Tally the lines of the items below that contain the string "document", and give only the number.

>> BEGIN The input

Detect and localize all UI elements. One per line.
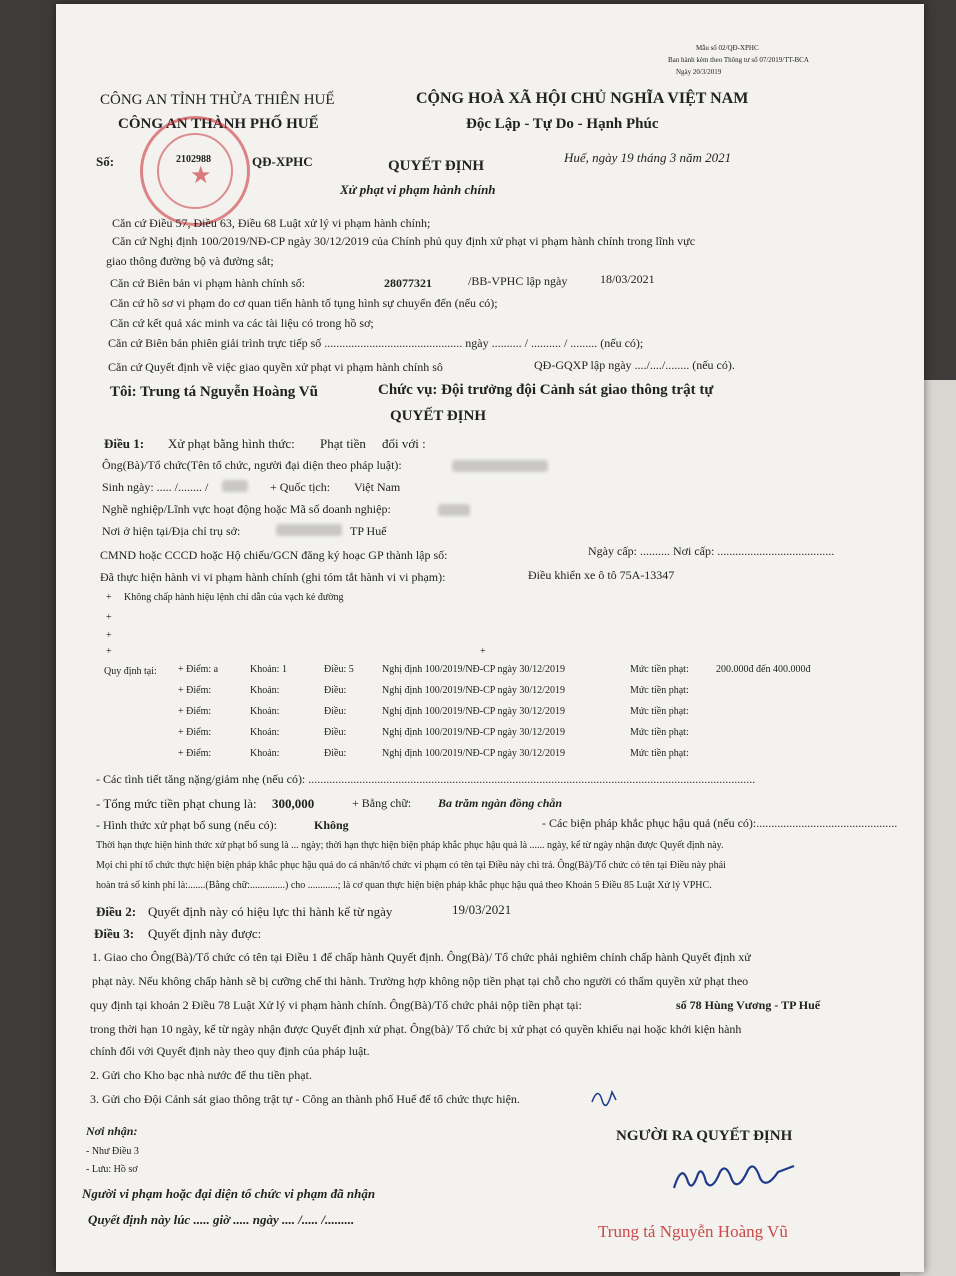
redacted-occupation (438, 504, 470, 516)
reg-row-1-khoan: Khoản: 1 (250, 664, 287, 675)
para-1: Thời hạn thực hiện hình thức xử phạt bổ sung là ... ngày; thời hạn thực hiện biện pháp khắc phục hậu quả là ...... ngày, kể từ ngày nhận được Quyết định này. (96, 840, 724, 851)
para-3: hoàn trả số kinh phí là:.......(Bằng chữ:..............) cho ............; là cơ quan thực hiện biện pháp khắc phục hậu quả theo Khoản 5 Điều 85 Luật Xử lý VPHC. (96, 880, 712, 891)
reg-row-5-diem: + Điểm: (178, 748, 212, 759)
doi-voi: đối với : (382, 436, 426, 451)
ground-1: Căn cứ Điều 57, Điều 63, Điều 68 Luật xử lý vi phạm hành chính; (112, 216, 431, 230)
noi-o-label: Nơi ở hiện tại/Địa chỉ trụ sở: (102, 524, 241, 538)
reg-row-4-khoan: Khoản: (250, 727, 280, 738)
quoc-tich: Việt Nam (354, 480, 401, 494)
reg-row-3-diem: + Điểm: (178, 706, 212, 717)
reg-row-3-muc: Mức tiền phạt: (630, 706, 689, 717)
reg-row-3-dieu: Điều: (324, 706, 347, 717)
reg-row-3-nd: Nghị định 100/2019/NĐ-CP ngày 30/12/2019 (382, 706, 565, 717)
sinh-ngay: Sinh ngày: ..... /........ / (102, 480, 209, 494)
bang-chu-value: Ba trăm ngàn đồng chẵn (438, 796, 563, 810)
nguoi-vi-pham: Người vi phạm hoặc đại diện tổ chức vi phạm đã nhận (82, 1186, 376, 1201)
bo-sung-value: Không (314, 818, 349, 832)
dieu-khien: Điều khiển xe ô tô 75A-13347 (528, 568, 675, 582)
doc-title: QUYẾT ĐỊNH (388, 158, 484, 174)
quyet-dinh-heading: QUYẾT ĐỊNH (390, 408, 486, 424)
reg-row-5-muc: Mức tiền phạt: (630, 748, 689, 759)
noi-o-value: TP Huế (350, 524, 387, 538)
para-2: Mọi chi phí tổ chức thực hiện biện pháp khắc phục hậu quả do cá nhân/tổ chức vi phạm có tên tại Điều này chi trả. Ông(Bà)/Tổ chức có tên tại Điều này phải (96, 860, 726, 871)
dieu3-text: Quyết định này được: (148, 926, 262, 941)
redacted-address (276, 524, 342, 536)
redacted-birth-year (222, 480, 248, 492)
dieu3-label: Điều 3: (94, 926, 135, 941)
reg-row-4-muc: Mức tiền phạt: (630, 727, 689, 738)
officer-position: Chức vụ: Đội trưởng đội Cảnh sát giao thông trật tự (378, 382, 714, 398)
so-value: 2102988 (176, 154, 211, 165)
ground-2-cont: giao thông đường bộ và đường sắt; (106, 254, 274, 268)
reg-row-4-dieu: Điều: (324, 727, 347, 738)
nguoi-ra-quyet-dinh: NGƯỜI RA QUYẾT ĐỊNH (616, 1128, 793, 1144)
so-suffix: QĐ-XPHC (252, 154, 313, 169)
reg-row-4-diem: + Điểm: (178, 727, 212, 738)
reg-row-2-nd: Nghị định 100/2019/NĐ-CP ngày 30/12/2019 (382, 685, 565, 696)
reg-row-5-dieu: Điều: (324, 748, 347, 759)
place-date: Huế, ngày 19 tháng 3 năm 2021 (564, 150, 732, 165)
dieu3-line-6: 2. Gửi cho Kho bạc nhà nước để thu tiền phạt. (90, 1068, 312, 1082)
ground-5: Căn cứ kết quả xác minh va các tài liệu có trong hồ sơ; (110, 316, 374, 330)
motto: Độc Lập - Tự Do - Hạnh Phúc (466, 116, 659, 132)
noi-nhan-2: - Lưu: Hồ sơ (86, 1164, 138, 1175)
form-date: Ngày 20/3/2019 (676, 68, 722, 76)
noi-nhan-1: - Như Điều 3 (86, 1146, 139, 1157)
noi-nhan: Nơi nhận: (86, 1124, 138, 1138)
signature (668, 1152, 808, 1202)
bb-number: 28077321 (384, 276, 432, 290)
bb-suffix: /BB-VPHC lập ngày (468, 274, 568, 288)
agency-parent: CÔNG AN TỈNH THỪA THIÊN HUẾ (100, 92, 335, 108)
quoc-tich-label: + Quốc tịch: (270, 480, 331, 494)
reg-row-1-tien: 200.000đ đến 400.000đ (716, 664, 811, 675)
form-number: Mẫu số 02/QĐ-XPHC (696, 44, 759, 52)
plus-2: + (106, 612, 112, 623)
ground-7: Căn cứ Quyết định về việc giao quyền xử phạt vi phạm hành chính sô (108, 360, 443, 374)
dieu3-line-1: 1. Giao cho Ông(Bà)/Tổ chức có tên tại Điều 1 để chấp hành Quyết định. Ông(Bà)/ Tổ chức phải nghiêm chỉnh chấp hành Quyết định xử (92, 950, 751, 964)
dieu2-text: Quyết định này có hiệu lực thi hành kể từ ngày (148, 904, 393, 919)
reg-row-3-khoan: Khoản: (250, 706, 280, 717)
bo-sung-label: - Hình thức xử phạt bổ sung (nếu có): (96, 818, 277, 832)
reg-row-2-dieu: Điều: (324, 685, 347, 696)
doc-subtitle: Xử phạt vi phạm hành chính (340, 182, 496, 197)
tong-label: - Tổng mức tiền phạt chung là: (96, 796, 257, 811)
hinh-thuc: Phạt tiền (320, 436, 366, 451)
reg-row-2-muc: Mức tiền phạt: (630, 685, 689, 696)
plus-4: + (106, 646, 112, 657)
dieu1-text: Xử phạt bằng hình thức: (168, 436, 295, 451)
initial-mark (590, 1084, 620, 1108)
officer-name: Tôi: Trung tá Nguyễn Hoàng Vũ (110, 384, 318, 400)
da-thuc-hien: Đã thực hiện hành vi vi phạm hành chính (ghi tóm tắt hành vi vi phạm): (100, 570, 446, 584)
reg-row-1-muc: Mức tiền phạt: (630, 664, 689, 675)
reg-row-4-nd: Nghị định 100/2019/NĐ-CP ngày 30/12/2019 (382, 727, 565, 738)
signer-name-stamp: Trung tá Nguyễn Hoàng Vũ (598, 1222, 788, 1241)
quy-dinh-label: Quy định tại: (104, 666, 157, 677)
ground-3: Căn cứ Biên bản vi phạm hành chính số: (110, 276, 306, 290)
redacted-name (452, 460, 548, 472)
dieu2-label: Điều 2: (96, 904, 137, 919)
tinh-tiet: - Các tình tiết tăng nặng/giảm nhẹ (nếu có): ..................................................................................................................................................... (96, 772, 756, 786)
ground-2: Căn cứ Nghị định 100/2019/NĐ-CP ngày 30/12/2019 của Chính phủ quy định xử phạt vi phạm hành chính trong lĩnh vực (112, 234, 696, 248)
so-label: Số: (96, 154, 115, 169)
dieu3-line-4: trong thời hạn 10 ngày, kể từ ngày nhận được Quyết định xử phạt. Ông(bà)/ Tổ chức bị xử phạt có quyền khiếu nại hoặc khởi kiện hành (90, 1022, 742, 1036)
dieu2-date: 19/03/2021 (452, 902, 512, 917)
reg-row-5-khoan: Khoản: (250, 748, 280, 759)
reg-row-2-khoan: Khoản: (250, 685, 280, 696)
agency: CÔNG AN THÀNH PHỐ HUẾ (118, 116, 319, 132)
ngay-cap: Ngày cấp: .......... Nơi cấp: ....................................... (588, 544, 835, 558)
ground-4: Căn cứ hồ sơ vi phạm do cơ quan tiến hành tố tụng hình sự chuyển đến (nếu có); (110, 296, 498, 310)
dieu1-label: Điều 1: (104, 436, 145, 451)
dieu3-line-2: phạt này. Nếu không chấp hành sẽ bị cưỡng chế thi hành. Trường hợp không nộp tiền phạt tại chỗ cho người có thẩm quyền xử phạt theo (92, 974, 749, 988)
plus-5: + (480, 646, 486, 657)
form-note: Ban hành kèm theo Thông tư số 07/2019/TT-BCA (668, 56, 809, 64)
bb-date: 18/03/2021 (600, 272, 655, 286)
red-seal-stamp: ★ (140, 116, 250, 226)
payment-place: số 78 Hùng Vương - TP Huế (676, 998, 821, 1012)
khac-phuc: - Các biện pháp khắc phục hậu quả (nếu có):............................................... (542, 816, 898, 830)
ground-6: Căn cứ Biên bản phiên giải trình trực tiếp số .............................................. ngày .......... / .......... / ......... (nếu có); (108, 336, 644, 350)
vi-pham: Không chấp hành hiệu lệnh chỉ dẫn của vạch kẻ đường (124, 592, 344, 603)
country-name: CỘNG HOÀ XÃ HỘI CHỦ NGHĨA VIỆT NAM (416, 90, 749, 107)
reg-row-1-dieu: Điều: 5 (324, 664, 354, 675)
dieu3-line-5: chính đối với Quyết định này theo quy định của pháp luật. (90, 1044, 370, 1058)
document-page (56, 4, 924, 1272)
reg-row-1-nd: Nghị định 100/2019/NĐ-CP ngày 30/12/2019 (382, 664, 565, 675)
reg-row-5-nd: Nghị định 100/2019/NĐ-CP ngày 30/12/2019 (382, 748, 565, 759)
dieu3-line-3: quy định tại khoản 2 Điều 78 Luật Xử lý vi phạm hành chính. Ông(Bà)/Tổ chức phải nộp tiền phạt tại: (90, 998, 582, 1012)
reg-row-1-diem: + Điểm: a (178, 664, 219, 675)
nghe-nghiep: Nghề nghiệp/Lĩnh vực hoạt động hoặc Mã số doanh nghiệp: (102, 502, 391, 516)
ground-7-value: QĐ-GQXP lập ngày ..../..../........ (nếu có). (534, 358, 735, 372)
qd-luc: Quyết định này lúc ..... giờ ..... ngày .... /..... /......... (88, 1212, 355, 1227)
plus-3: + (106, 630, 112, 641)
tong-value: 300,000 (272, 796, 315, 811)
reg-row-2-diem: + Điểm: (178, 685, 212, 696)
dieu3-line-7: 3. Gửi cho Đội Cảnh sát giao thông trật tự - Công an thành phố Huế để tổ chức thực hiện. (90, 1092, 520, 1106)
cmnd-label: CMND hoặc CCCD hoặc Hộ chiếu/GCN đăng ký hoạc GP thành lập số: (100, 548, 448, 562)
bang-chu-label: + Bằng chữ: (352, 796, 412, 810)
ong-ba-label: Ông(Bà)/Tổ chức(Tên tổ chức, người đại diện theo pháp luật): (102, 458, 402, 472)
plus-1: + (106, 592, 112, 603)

>> END The input
>> BEGIN The input

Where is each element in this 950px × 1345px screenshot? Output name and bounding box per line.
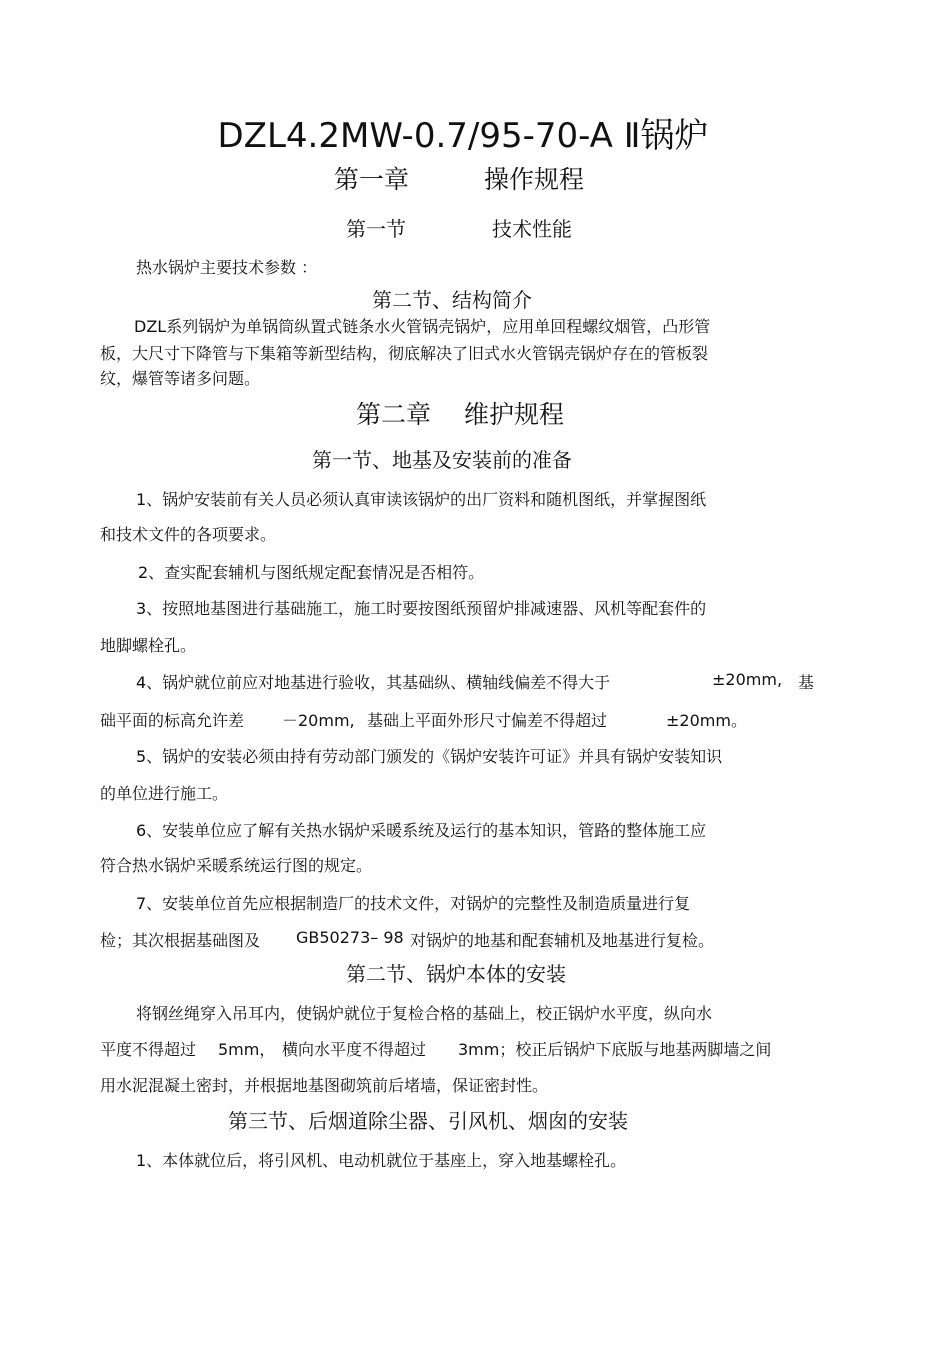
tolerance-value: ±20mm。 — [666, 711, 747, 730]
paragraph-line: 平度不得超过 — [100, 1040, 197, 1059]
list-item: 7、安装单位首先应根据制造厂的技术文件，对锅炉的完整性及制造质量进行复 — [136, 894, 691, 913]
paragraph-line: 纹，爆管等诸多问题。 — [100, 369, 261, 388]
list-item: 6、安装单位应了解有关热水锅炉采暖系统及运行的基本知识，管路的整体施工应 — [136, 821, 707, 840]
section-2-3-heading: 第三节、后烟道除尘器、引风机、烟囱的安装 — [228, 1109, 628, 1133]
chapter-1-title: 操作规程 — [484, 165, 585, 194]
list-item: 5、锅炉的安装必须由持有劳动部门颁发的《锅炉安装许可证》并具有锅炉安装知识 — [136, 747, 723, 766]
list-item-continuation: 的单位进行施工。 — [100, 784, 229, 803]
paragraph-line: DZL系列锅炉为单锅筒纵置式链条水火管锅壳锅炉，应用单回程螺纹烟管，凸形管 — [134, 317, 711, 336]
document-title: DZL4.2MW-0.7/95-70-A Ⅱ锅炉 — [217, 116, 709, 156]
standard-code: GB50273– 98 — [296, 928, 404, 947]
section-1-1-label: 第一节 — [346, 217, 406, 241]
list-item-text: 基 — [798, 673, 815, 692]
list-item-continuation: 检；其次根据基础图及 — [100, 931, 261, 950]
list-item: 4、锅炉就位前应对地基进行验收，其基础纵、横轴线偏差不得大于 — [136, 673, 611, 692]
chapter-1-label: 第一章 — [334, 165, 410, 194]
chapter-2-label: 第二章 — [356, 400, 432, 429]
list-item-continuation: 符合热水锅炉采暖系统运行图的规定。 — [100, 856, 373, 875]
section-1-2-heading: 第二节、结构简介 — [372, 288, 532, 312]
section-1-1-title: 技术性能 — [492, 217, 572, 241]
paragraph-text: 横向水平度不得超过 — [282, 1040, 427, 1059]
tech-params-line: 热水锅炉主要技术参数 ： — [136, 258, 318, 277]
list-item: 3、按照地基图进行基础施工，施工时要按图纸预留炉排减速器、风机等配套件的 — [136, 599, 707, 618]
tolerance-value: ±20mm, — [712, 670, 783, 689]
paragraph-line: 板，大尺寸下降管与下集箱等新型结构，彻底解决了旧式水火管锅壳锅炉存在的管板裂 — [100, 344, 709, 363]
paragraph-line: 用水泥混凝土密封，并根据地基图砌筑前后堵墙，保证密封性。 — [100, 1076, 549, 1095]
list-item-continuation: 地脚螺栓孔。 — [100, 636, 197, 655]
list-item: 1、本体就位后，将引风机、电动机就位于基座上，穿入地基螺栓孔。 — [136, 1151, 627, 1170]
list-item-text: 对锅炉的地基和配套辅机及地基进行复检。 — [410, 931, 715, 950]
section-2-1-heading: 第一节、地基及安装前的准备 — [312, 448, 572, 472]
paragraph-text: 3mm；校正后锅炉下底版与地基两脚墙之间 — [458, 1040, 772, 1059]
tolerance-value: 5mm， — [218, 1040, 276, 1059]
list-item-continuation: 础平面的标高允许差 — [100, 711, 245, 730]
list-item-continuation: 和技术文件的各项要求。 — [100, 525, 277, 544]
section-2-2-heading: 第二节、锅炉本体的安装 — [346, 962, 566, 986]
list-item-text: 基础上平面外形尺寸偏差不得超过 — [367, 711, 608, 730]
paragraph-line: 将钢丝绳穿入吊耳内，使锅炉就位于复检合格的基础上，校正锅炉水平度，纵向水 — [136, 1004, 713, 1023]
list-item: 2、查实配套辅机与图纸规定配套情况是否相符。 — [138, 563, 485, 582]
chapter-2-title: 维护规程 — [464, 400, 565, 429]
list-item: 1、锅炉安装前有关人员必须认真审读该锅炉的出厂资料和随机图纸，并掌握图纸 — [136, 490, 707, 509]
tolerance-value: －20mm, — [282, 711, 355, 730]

>> END The input

- _Exercise answer_
2